[Start Excerpted data]
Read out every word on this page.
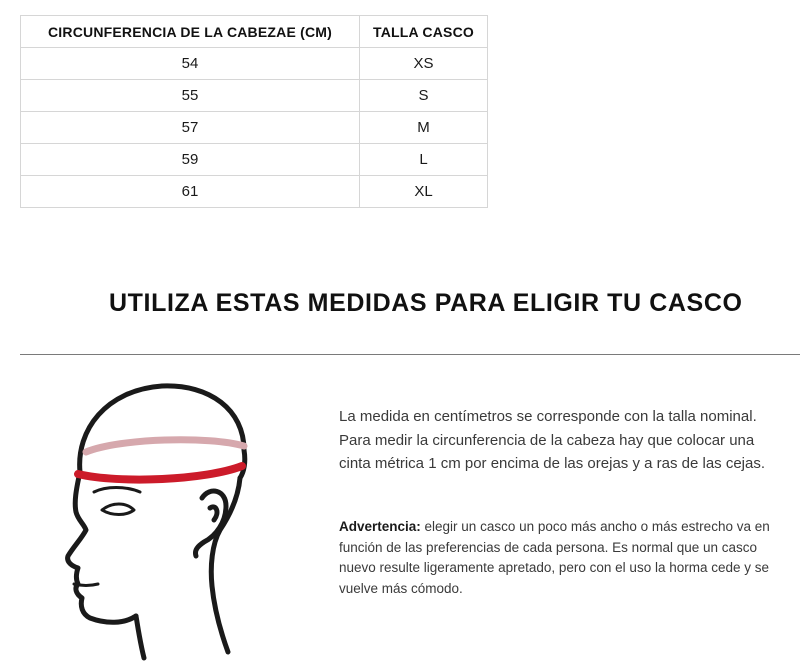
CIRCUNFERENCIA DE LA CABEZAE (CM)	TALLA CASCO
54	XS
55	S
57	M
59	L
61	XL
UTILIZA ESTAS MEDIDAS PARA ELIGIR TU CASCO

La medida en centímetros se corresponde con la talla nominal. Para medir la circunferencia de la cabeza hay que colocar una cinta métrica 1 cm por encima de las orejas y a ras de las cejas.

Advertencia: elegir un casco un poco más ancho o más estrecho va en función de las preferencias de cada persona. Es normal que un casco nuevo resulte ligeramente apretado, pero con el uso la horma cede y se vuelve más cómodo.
[End Excerpted data]
* _Problem description_
Your task is to transcribe all of the records precisely, with no images included.

* _Task solution_
Read out every word on this page.
CIRCUNFERENCIA DE LA CABEZAE (CM)	TALLA CASCO
54	XS
55	S
57	M
59	L
61	XL
UTILIZA ESTAS MEDIDAS PARA ELIGIR TU CASCO

La medida en centímetros se corresponde con la talla nominal. Para medir la circunferencia de la cabeza hay que colocar una cinta métrica 1 cm por encima de las orejas y a ras de las cejas.

Advertencia: elegir un casco un poco más ancho o más estrecho va en función de las preferencias de cada persona. Es normal que un casco nuevo resulte ligeramente apretado, pero con el uso la horma cede y se vuelve más cómodo.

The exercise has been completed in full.